_EXTRACT PROVIDED:_

Content starts

# 1964 snowbird



## gordy5756 (Jan 30, 2016)

looking for a carburetor/gas tank assembly for an 1964 snowbird snow thrower. #100202-0169-01-6310021 
I was able to locate a gas tank but feel it would be better to have both as an assembly.


----------



## GAR (Nov 7, 2014)

I am know expert on the snowbird but I have a carb and gas tank off a 5hp briggs that looks to be the same. I used the numbers you posted and found a Sears part direct that show this carb and gas tank set up.


----------



## Big Ed (Feb 10, 2013)

gordy5756 said:


> looking for a carburetor/gas tank assembly for an 1964 snowbird snow thrower. #100202-0169-01-6310021
> I was able to locate a gas tank but feel it would be better to have both as an assembly.


Hi, :white^_^arial^_^0^_

What model is the Bird? S225....S226?
Do you have the old carb?


----------



## Big Ed (Feb 10, 2013)

Knock Knock Gordy are you sleeping?:huh:

What is wrong with the carb (if you have one?)

Not much to them, I think this is your carb?

Click to make larger, maybe you could fix the old one if you have it?







What is the problem?


----------



## GAR (Nov 7, 2014)

Content ends

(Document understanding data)
Content starts

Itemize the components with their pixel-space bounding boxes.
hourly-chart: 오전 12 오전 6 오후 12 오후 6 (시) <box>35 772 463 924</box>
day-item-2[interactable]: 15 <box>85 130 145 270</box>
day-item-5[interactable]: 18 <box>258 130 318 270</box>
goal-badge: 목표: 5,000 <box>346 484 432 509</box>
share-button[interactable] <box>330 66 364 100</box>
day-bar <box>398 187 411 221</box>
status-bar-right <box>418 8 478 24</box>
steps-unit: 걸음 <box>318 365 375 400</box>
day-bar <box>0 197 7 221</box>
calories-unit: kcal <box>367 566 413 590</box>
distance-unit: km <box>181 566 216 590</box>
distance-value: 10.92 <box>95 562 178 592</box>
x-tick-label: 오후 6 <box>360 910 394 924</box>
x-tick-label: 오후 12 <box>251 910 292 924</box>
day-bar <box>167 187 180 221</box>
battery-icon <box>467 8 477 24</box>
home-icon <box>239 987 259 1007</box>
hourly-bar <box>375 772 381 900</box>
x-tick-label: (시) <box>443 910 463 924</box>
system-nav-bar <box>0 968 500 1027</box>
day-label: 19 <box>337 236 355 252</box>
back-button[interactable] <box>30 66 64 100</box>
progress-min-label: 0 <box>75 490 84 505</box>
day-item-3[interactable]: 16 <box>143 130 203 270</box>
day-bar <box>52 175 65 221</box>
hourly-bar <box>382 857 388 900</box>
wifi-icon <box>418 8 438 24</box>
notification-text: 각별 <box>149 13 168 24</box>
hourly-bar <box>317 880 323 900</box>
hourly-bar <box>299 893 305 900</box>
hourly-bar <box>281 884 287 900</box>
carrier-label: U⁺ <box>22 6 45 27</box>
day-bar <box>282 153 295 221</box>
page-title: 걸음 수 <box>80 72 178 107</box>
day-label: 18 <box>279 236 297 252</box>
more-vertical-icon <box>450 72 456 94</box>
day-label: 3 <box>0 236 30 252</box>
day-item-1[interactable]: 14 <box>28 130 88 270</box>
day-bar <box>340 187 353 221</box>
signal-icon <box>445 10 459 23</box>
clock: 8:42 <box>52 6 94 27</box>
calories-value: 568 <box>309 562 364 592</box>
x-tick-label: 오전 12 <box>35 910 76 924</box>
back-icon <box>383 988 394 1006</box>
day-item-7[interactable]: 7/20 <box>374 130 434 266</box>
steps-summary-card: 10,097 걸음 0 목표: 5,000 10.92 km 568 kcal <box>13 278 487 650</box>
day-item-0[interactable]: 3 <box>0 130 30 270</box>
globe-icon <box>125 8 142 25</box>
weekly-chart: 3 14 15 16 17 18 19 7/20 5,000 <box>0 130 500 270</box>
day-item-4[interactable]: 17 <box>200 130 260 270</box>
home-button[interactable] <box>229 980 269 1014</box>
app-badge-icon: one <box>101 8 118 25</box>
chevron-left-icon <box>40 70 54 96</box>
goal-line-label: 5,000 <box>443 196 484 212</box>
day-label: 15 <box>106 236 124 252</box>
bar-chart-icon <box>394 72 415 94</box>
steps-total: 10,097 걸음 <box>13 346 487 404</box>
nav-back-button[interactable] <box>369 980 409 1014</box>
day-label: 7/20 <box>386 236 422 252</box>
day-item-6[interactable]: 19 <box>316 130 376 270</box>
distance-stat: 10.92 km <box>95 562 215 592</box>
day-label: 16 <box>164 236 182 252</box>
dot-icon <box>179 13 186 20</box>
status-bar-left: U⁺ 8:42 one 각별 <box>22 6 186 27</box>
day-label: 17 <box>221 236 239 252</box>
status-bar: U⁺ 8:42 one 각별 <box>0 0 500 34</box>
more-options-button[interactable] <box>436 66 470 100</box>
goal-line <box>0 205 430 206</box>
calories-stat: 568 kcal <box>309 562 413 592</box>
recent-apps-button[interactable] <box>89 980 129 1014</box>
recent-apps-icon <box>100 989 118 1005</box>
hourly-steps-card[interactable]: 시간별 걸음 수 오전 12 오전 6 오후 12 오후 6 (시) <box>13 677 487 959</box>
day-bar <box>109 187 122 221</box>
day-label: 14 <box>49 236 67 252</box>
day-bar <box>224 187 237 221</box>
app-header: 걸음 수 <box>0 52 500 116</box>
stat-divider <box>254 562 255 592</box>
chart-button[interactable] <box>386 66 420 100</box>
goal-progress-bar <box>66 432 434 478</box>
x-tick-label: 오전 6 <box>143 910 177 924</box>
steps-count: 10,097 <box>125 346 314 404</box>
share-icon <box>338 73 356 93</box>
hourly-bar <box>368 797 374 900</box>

Content ends

_PROBLEM TO WORK ON:_ Can you extend the forum thread about the 1964 Snowbird carburetor and gas tank from where it stops?

_RESULT:_
Big Ed said:


> Knock Knock Gordy are you sleeping?:huh:
> 
> What is wrong with the carb (if you have one?)
> 
> ...


Big Ed, that carb set up sure dose look like the one I posted picture of.


----------



## Big Ed (Feb 10, 2013)

Parts numbers,
Click on me, I don't know if you know this.( hold the control button and the plus at the same time to read it better after you open it)


----------



## Big Ed (Feb 10, 2013)

GAR said:


> Big Ed, that carb set up sure dose look like the one I posted picture of.


Yes it does, it is not the blower that really matters but the engine.
That should be his?
When he wakes up maybe we will know.

Not much to working on them?
Maybe clean the needle valve, or it needs a new diaphragm?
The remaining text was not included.